_Problem details_. Using the entries that follow, state how many lines contain the word "meaning". The response is that number and nothing more.

_Raw records_.
>> START

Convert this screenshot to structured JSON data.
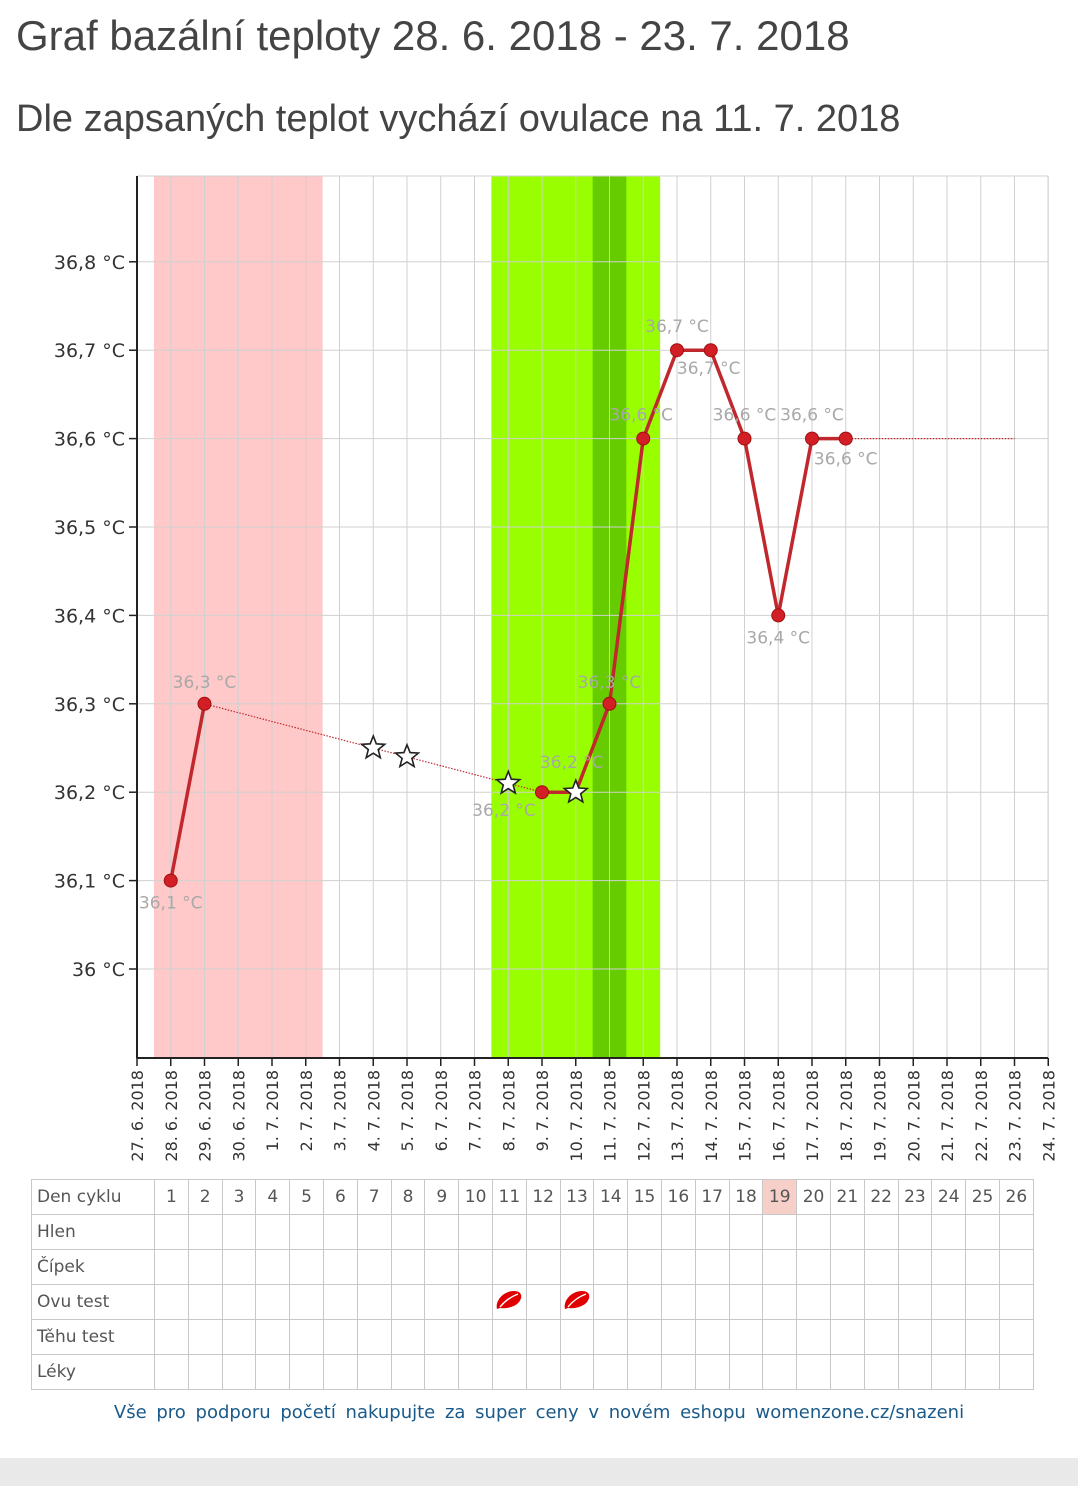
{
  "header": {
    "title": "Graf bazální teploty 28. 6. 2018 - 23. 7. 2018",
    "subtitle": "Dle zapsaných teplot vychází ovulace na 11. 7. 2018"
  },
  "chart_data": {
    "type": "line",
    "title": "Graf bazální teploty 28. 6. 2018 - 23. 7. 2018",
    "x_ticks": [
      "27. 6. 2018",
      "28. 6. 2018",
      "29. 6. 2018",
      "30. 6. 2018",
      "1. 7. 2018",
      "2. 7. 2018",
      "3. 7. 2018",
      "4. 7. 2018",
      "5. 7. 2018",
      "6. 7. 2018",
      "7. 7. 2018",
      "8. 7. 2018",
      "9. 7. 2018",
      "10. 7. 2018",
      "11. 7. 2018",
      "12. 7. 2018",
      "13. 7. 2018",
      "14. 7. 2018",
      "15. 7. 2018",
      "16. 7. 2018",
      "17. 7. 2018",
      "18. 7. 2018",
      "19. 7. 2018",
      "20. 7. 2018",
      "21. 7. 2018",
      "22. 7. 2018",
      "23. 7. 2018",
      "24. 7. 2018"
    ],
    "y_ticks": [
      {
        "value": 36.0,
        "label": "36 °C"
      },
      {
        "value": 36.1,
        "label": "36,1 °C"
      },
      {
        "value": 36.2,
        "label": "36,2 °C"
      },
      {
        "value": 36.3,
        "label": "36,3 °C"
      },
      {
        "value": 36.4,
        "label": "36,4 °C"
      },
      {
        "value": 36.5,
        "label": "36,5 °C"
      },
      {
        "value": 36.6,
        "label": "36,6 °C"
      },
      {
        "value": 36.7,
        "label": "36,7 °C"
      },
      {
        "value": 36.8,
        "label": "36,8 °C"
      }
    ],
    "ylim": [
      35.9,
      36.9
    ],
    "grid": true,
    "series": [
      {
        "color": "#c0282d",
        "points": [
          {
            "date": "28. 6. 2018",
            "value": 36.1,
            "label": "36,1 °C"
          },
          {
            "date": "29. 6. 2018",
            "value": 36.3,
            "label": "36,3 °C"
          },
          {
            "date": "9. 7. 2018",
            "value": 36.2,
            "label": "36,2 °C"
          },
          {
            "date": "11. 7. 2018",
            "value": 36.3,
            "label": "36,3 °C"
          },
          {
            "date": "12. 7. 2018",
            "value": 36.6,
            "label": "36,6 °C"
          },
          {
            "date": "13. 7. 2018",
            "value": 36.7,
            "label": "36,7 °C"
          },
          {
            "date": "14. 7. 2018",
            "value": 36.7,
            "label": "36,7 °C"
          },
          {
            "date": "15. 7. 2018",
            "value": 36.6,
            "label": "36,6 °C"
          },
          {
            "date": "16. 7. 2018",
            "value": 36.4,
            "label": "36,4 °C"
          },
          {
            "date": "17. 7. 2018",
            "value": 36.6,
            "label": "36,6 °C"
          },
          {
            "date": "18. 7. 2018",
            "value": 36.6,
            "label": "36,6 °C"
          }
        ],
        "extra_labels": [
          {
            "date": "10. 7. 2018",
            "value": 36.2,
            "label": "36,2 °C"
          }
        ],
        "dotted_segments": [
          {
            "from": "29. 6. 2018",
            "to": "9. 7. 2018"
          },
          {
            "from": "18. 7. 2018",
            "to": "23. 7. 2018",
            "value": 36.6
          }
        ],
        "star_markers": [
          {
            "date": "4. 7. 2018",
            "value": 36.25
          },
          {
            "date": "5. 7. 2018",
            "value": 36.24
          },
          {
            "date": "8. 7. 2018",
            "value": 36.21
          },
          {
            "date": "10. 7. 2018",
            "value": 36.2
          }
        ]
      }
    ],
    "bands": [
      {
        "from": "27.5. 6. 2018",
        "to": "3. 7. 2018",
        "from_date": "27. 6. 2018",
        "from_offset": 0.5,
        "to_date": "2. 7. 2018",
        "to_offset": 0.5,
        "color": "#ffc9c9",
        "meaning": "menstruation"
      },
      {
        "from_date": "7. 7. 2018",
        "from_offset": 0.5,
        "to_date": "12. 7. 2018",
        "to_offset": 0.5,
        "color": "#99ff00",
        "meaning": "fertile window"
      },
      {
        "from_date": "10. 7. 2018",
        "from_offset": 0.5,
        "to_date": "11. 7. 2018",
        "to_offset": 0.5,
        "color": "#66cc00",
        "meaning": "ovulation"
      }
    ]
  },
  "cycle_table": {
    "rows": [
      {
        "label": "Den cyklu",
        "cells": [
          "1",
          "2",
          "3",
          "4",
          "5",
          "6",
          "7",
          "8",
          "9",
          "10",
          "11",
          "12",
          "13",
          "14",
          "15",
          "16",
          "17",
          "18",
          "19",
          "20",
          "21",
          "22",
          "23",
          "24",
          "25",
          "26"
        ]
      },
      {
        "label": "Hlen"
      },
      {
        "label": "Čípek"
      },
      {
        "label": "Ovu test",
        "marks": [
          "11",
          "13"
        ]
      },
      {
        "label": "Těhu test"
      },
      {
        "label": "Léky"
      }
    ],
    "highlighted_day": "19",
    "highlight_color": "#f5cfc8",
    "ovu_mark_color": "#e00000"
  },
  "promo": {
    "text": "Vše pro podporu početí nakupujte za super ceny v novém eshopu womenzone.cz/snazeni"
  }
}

>> END

_Output for this exercise_. 3